*What you are asked to do*.
Find the lines with "this" in them and copy them out.

*Given records*.
..........
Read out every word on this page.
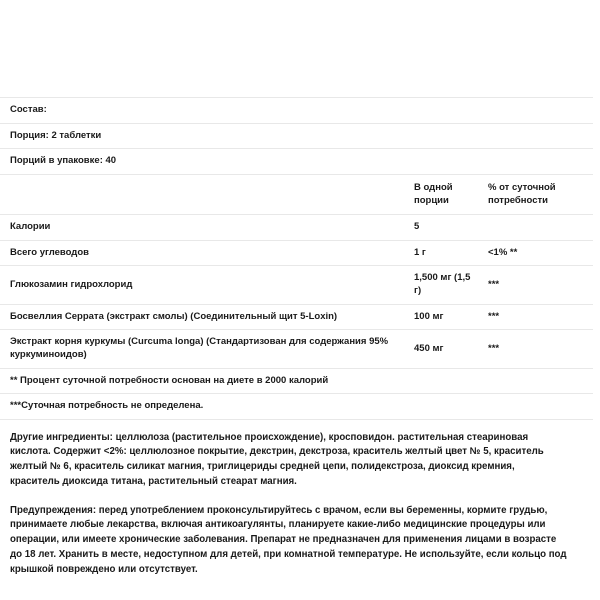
Состав:		
Порция: 2 таблетки		
Порций в упаковке: 40		
	В одной порции	% от суточной потребности
Калории	5	
Всего углеводов	1 г	<1% **
Глюкозамин гидрохлорид	1,500 мг (1,5 г)	***
Босвеллия Серрата (экстракт смолы) (Соединительный щит 5-Loxin)	100 мг	***
Экстракт корня куркумы (Curcuma longa) (Стандартизован для содержания 95% куркуминоидов)	450 мг	***
** Процент суточной потребности основан на диете в 2000 калорий		
***Суточная потребность не определена.		
Другие ингредиенты: целлюлоза (растительное происхождение), кросповидон. растительная стеариновая кислота. Содержит <2%: целлюлозное покрытие, декстрин, декстроза, краситель желтый цвет № 5, краситель желтый № 6, краситель силикат магния, триглицериды средней цепи, полидекстроза, диоксид кремния, краситель диоксида титана, растительный стеарат магния.
Предупреждения: перед употреблением проконсультируйтесь с врачом, если вы беременны, кормите грудью, принимаете любые лекарства, включая антикоагулянты, планируете какие-либо медицинские процедуры или операции, или имеете хронические заболевания. Препарат не предназначен для применения лицами в возрасте до 18 лет. Хранить в месте, недоступном для детей, при комнатной температуре. Не используйте, если кольцо под крышкой повреждено или отсутствует.
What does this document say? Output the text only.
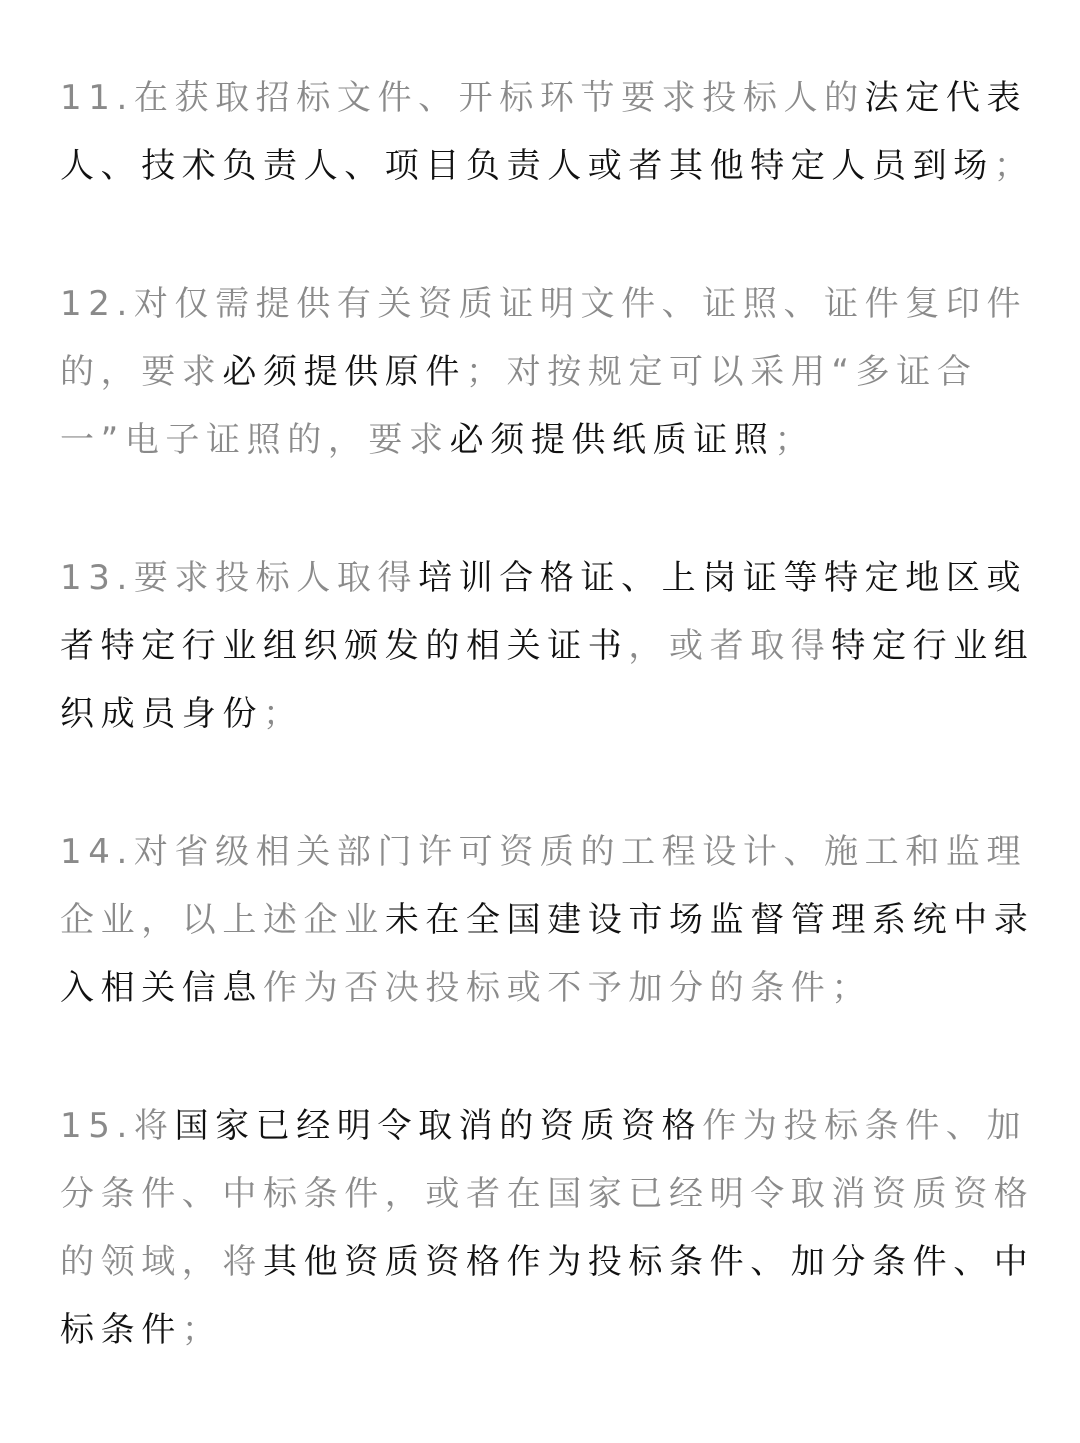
11.在获取招标文件、开标环节要求投标人的法定代表
人、技术负责人、项目负责人或者其他特定人员到场；
12.对仅需提供有关资质证明文件、证照、证件复印件
的，要求必须提供原件；对按规定可以采用“多证合
一”电子证照的，要求必须提供纸质证照；
13.要求投标人取得培训合格证、上岗证等特定地区或
者特定行业组织颁发的相关证书，或者取得特定行业组
织成员身份；
14.对省级相关部门许可资质的工程设计、施工和监理
企业，以上述企业未在全国建设市场监督管理系统中录
入相关信息作为否决投标或不予加分的条件；
15.将国家已经明令取消的资质资格作为投标条件、加
分条件、中标条件，或者在国家已经明令取消资质资格
的领域，将其他资质资格作为投标条件、加分条件、中
标条件；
..........
*Output of the task*.
Read out every word on this page.
What does this document say? Output the text only.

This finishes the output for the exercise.